Data entries:
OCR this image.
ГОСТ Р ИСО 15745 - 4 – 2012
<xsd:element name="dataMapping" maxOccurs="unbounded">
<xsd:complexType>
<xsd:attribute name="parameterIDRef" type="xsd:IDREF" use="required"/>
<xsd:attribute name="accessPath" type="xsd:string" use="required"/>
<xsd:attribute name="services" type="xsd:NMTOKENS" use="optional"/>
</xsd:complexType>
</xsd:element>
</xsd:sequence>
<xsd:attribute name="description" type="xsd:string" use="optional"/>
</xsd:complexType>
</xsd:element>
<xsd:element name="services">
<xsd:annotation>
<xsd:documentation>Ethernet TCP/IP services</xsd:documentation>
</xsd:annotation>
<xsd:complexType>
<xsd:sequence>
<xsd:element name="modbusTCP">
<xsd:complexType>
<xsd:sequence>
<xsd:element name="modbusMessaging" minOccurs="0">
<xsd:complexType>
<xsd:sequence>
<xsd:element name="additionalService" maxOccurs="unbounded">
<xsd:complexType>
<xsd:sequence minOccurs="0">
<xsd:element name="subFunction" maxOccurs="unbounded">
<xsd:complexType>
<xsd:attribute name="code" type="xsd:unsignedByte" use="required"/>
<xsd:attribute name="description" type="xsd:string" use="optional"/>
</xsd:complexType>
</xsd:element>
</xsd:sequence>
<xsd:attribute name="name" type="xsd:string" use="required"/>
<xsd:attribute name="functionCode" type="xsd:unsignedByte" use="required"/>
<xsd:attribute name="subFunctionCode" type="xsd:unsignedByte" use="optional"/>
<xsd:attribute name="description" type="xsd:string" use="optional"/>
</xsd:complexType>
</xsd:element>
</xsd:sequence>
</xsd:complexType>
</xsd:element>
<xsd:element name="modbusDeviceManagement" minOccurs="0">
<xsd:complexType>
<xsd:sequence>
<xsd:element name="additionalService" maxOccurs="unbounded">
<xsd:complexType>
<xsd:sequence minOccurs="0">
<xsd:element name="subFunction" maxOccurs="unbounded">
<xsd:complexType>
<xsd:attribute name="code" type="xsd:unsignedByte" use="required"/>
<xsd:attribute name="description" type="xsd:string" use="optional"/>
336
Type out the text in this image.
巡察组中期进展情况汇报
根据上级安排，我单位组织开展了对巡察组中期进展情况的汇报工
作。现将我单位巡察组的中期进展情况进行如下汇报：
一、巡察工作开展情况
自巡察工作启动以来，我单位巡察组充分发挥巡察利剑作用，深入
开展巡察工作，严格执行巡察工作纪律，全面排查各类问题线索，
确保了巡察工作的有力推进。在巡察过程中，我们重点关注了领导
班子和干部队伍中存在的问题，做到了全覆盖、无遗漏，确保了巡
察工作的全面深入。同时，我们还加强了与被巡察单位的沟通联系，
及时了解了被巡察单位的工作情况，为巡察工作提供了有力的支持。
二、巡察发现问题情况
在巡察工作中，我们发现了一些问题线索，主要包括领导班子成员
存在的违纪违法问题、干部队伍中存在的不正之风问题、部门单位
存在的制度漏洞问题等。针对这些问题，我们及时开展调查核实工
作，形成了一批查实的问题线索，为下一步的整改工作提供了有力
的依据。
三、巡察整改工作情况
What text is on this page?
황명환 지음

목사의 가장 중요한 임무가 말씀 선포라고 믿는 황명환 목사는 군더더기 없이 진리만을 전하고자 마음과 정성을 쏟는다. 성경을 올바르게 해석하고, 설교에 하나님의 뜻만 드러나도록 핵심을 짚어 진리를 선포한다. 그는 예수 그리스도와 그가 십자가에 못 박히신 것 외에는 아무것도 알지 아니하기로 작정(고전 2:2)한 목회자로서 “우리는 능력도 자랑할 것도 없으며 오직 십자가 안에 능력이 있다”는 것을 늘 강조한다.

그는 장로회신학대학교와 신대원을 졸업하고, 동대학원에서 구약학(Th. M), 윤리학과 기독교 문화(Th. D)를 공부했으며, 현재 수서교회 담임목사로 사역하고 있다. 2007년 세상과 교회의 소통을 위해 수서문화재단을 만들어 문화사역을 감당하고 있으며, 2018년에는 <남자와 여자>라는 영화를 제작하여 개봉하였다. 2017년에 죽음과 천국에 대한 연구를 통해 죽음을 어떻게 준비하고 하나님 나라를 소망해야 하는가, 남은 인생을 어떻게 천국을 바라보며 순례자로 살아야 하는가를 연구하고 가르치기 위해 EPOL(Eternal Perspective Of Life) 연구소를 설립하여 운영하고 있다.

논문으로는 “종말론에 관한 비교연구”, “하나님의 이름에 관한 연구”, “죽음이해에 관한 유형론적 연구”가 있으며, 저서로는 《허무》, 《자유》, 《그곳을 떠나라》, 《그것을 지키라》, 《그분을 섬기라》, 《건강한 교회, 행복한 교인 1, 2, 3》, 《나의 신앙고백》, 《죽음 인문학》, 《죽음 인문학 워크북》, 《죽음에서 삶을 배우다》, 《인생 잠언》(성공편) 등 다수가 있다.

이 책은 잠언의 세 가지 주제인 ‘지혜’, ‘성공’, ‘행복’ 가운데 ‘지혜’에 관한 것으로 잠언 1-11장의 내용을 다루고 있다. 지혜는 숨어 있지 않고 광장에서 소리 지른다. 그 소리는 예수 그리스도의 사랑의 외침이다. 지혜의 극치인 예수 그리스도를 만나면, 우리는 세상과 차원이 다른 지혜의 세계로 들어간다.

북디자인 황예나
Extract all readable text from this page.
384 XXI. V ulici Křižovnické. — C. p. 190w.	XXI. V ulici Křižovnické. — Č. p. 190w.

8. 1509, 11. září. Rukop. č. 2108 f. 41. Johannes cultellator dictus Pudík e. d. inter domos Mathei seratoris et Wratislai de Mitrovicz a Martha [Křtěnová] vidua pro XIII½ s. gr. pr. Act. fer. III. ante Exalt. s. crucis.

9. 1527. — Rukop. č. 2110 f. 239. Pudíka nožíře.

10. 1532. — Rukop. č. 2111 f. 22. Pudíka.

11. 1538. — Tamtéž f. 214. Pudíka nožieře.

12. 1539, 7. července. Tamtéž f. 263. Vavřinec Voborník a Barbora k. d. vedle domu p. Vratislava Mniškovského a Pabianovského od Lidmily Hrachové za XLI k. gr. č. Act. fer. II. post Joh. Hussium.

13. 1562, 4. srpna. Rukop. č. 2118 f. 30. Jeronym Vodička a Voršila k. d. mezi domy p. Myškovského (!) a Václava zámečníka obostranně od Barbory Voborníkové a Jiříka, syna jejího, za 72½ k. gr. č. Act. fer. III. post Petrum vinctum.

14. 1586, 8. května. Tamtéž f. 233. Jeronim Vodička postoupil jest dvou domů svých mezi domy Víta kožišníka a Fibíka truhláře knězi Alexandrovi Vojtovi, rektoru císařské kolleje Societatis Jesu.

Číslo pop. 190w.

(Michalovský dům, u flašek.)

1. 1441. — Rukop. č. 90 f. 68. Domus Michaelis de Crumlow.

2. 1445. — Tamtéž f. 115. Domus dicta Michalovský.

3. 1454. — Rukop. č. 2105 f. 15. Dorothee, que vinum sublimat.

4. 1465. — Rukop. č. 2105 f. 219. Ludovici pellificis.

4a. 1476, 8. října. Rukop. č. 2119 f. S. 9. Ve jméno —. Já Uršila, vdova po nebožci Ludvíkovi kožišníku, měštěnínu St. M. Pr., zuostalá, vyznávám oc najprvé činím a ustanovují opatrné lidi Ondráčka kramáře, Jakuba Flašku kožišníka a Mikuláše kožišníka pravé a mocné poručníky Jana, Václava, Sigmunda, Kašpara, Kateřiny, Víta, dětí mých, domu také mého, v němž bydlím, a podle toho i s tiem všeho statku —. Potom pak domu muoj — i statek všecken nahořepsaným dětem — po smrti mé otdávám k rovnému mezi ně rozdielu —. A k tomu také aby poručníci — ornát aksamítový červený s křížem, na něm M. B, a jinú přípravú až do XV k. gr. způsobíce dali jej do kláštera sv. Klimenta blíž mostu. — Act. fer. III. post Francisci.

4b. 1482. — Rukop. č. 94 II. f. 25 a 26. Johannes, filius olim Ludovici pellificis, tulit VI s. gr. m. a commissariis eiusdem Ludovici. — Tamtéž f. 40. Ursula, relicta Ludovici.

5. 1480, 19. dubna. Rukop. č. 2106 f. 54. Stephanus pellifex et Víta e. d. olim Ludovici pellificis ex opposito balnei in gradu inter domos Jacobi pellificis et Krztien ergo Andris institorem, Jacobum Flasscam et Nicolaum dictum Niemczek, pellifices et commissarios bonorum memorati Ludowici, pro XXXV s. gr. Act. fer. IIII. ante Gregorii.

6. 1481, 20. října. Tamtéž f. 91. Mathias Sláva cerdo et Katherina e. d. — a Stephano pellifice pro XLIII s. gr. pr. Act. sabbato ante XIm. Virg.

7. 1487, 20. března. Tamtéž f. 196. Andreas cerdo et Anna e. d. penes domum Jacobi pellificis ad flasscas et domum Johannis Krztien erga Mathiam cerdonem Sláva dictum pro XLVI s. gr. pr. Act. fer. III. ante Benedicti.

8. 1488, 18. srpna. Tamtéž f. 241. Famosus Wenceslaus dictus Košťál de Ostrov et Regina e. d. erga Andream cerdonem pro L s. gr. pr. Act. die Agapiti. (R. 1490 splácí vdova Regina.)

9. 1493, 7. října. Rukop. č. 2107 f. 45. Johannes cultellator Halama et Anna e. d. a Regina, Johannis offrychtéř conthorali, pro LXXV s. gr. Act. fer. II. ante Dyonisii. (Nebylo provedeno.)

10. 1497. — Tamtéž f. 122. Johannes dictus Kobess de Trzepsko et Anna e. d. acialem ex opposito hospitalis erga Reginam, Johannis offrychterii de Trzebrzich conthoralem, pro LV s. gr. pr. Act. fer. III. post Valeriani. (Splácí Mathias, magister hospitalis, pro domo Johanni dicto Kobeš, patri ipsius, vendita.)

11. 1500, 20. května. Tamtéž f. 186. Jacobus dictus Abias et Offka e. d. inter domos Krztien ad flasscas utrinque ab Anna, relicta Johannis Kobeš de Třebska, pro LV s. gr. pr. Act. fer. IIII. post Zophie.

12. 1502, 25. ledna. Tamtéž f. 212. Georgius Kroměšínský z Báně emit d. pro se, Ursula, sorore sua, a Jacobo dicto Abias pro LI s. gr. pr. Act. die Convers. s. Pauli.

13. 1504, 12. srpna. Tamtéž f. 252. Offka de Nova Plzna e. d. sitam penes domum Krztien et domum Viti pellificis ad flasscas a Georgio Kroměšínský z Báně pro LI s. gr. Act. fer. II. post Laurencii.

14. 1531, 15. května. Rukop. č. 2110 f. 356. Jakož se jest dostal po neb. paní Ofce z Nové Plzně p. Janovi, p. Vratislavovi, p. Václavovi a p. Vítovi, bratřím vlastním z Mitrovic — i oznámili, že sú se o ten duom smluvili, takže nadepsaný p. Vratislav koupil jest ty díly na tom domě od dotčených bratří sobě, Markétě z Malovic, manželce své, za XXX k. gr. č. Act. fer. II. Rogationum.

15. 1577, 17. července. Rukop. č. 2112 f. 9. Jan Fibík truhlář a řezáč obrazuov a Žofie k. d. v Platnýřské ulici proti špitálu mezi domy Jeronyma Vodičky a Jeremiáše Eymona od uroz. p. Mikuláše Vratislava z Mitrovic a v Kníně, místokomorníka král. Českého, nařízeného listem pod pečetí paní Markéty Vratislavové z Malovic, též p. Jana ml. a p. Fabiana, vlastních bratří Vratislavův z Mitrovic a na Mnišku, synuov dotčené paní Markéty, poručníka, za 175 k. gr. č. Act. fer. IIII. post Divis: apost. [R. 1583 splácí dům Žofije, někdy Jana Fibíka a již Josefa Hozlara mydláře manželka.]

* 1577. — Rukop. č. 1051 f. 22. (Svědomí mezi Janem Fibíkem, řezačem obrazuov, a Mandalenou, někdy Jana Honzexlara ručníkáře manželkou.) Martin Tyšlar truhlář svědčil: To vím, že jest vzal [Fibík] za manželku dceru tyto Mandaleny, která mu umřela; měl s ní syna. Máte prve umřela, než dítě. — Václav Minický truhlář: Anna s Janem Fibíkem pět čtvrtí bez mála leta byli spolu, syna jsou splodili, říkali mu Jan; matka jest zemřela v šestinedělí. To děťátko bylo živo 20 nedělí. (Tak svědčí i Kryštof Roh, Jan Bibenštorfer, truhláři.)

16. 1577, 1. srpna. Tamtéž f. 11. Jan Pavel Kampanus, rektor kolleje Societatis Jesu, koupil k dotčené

(Exercise): Select the lines that carry the string "하나님의" and copy them.

(Exercise result):
목사의 가장 중요한 임무가 말씀 선포라고 믿는 황명환 목사는 군더더기 없이 진리만을 전하고자 마음과 정성을 쏟는다. 성경을 올바르게 해석하고, 설교에 하나님의 뜻만 드러나도록 핵심을 짚어 진리를 선포한다. 그는 예수 그리스도와 그가 십자가에 못 박히신 것 외에는 아무것도 알지 아니하기로 작정(고전 2:2)한 목회자로서 “우리는 능력도 자랑할 것도 없으며 오직 십자가 안에 능력이 있다”는 것을 늘 강조한다.
논문으로는 “종말론에 관한 비교연구”, “하나님의 이름에 관한 연구”, “죽음이해에 관한 유형론적 연구”가 있으며, 저서로는 《허무》, 《자유》, 《그곳을 떠나라》, 《그것을 지키라》, 《그분을 섬기라》, 《건강한 교회, 행복한 교인 1, 2, 3》, 《나의 신앙고백》, 《죽음 인문학》, 《죽음 인문학 워크북》, 《죽음에서 삶을 배우다》, 《인생 잠언》(성공편) 등 다수가 있다.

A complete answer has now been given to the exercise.